» **BRIEF**
Extract the data exactly, missing nothing.
=== ROWS ===
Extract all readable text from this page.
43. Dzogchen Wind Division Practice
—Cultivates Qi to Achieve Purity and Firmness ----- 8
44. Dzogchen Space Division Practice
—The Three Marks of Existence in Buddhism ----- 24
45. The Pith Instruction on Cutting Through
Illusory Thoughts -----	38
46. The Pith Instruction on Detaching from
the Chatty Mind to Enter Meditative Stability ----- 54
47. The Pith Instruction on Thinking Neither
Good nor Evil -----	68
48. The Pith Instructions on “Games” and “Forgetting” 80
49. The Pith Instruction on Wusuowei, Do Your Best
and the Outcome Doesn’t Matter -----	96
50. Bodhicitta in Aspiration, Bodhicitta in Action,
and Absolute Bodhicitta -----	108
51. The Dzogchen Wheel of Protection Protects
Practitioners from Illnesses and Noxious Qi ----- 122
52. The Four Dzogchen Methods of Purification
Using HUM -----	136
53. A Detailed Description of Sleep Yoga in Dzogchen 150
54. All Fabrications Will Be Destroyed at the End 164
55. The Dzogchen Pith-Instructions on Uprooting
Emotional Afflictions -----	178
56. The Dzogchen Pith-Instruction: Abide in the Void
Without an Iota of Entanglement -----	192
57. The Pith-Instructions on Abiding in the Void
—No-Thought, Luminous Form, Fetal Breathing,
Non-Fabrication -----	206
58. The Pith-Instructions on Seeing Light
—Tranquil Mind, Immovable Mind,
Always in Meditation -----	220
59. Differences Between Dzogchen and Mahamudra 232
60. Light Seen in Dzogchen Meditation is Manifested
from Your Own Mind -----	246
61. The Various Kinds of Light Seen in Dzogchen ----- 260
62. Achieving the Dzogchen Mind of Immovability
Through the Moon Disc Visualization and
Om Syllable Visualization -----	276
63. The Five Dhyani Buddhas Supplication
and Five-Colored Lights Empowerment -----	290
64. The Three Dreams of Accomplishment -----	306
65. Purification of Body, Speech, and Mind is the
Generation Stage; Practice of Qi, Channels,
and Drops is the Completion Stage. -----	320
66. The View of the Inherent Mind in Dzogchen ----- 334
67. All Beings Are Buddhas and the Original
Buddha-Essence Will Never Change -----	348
===
» **SOLVED EXERCISE**
Extract all readable text from this page.
43. Dzogchen Wind Division Practice
—Cultivates Qi to Achieve Purity and Firmness ----- 8
44. Dzogchen Space Division Practice
—The Three Marks of Existence in Buddhism ----- 24
45. The Pith Instruction on Cutting Through
Illusory Thoughts -----	38
46. The Pith Instruction on Detaching from
the Chatty Mind to Enter Meditative Stability ----- 54
47. The Pith Instruction on Thinking Neither
Good nor Evil -----	68
48. The Pith Instructions on “Games” and “Forgetting” 80
49. The Pith Instruction on Wusuowei, Do Your Best
and the Outcome Doesn’t Matter -----	96
50. Bodhicitta in Aspiration, Bodhicitta in Action,
and Absolute Bodhicitta -----	108
51. The Dzogchen Wheel of Protection Protects
Practitioners from Illnesses and Noxious Qi ----- 122
52. The Four Dzogchen Methods of Purification
Using HUM -----	136
53. A Detailed Description of Sleep Yoga in Dzogchen 150
54. All Fabrications Will Be Destroyed at the End 164
55. The Dzogchen Pith-Instructions on Uprooting
Emotional Afflictions -----	178
56. The Dzogchen Pith-Instruction: Abide in the Void
Without an Iota of Entanglement -----	192
57. The Pith-Instructions on Abiding in the Void
—No-Thought, Luminous Form, Fetal Breathing,
Non-Fabrication -----	206
58. The Pith-Instructions on Seeing Light
—Tranquil Mind, Immovable Mind,
Always in Meditation -----	220
59. Differences Between Dzogchen and Mahamudra 232
60. Light Seen in Dzogchen Meditation is Manifested
from Your Own Mind -----	246
61. The Various Kinds of Light Seen in Dzogchen ----- 260
62. Achieving the Dzogchen Mind of Immovability
Through the Moon Disc Visualization and
Om Syllable Visualization -----	276
63. The Five Dhyani Buddhas Supplication
and Five-Colored Lights Empowerment -----	290
64. The Three Dreams of Accomplishment -----	306
65. Purification of Body, Speech, and Mind is the
Generation Stage; Practice of Qi, Channels,
and Drops is the Completion Stage. -----	320
66. The View of the Inherent Mind in Dzogchen ----- 334
67. All Beings Are Buddhas and the Original
Buddha-Essence Will Never Change -----	348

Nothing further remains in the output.